What you should do:
Look through the lines below and extract each one that contains "instituce".

* BEGIN Data listing *

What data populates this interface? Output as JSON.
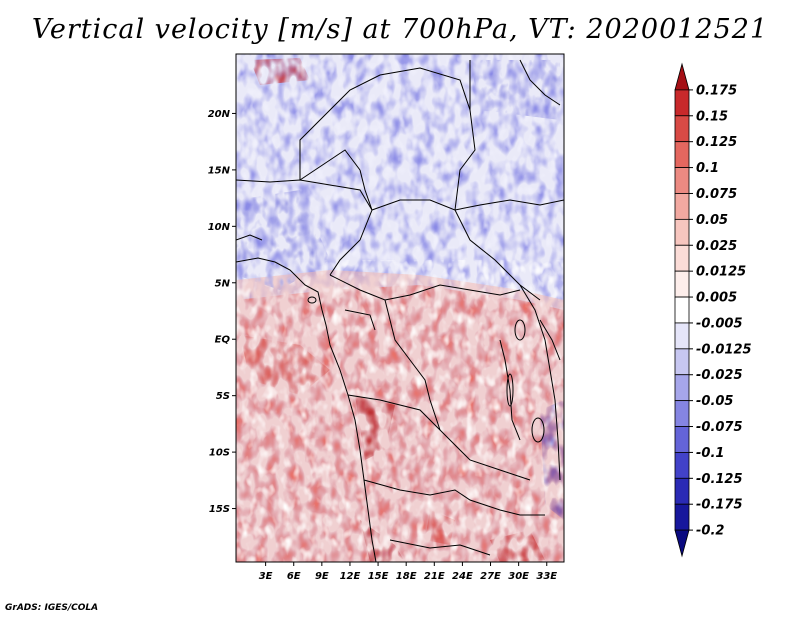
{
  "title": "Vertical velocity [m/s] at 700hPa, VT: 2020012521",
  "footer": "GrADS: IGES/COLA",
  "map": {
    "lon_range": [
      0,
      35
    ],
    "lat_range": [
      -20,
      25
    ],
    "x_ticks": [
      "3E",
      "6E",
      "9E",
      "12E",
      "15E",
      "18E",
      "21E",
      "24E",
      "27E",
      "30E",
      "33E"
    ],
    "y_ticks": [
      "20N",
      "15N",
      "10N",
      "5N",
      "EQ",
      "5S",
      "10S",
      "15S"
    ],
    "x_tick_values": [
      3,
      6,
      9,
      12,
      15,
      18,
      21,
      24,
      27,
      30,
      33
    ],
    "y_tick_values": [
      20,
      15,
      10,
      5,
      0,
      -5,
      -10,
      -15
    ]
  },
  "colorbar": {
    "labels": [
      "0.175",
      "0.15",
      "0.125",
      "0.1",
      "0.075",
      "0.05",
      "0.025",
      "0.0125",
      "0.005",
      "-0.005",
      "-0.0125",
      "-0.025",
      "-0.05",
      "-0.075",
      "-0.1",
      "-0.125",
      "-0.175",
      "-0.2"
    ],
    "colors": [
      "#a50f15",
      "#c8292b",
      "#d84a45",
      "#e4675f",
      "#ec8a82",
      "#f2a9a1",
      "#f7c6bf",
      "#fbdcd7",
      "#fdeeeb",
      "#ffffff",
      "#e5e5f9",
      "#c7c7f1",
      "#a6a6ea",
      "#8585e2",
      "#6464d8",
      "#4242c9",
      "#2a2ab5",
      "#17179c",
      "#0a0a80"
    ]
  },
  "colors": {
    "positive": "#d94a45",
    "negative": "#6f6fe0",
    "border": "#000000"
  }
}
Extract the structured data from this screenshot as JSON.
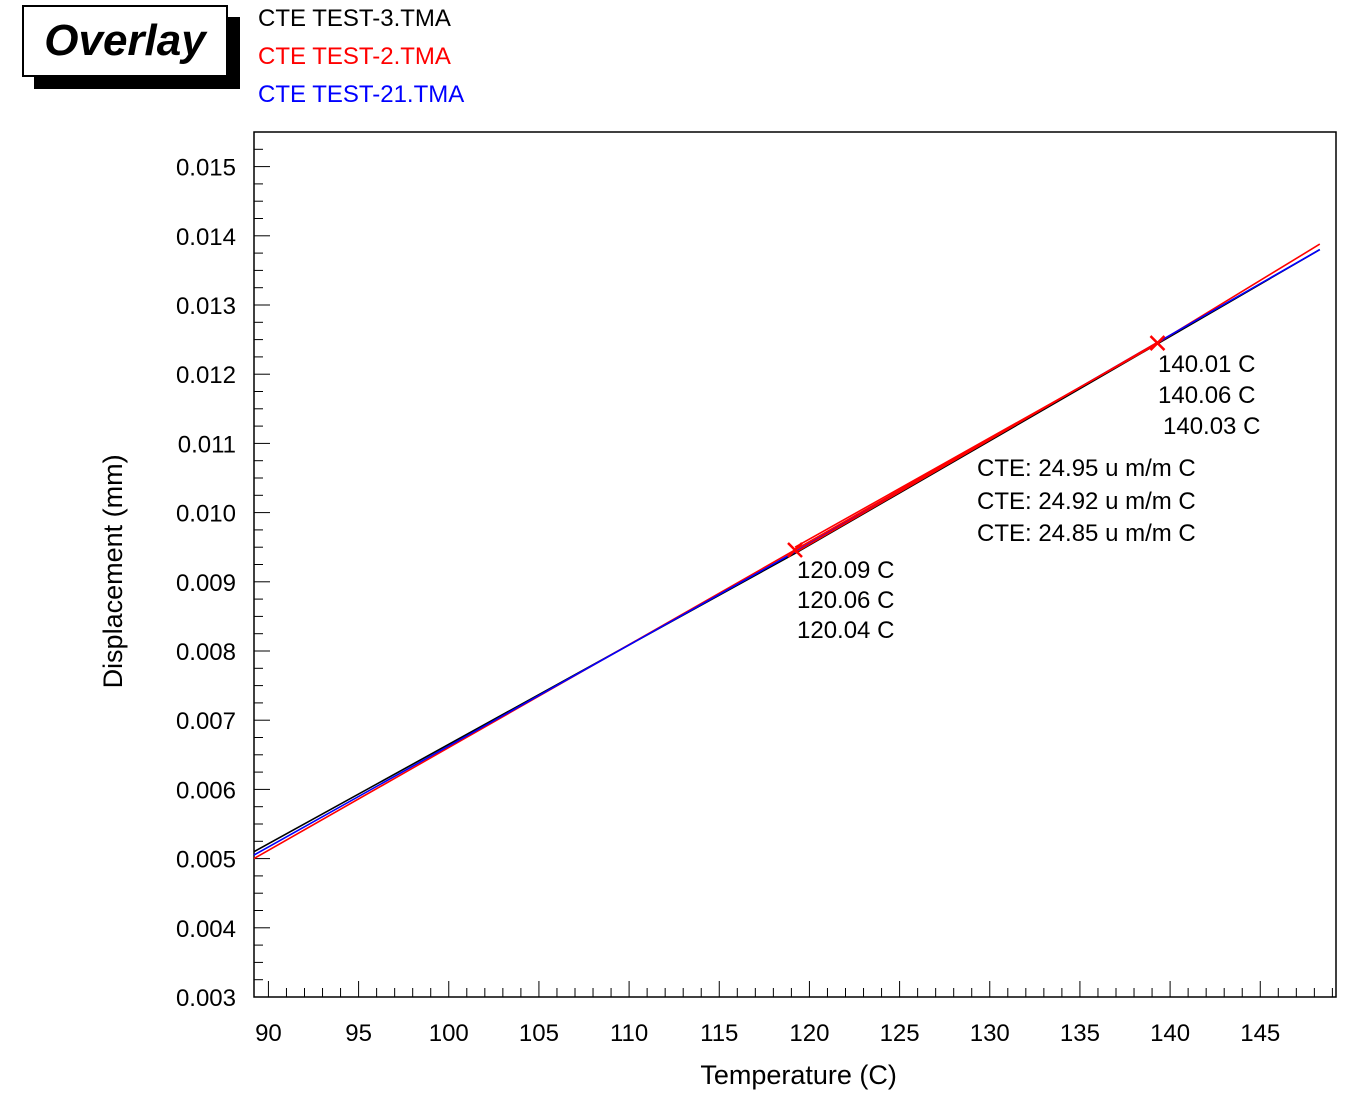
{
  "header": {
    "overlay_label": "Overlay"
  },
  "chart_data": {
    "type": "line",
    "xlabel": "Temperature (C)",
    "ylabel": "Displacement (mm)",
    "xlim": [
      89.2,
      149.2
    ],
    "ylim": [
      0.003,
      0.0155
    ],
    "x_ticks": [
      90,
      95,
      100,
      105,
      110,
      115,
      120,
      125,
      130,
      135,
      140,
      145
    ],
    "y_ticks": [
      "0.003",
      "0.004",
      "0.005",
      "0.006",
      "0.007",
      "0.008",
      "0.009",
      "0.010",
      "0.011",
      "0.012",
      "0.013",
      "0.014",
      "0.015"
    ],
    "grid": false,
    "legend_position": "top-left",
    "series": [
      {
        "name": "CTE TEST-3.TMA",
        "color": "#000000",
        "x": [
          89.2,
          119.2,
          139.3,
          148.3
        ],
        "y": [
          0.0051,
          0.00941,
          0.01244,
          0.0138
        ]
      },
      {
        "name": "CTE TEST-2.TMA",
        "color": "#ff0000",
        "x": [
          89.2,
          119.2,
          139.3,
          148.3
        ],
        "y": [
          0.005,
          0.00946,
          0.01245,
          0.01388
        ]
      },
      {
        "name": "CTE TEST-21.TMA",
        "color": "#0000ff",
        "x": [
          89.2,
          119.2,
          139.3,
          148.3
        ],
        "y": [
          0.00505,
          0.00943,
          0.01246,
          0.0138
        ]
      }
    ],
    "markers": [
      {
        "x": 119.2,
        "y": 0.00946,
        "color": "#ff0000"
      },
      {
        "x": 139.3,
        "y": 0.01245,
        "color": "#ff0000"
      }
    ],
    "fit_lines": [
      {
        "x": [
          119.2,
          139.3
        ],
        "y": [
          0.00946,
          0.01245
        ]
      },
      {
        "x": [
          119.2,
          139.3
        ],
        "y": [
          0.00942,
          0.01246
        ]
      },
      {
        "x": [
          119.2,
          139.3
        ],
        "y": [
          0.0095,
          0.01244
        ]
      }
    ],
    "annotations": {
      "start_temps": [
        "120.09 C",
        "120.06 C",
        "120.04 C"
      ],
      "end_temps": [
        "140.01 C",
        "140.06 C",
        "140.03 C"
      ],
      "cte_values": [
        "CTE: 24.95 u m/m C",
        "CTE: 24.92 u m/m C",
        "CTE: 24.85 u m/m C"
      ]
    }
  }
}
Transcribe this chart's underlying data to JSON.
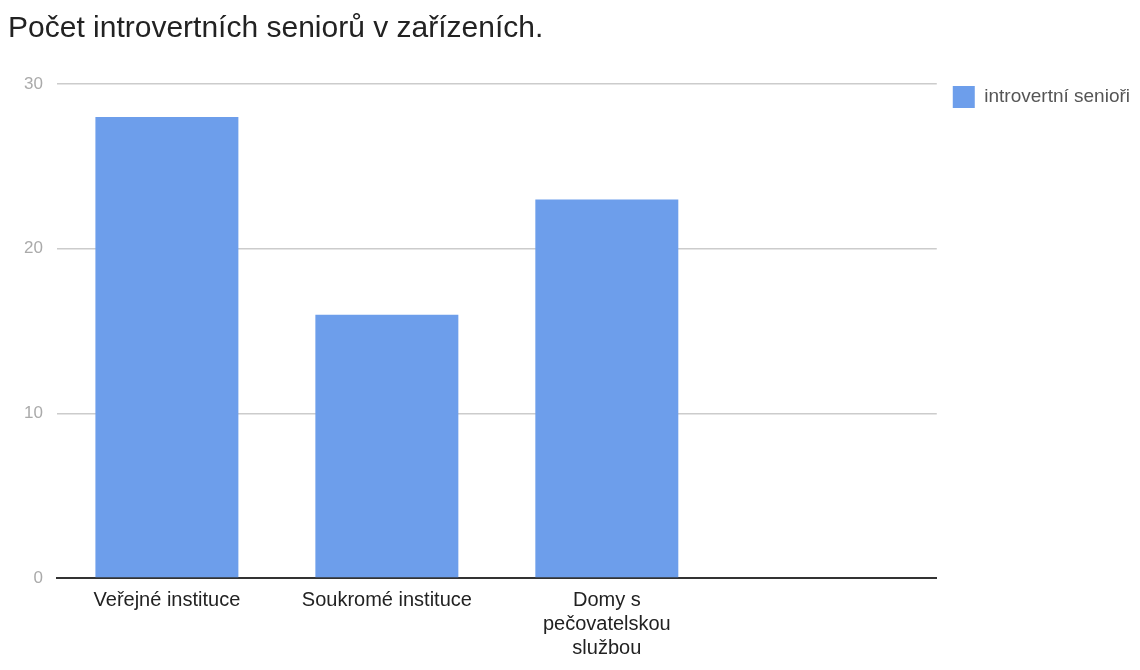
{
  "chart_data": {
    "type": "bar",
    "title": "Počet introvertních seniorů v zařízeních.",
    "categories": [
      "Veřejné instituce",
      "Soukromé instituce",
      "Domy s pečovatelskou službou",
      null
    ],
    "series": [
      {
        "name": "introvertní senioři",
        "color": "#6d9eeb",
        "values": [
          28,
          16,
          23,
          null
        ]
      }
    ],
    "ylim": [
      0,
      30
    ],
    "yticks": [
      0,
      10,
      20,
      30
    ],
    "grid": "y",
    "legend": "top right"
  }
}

* END Data listing *

Exercise response:
      "Veřejné instituce",
      "Soukromé instituce",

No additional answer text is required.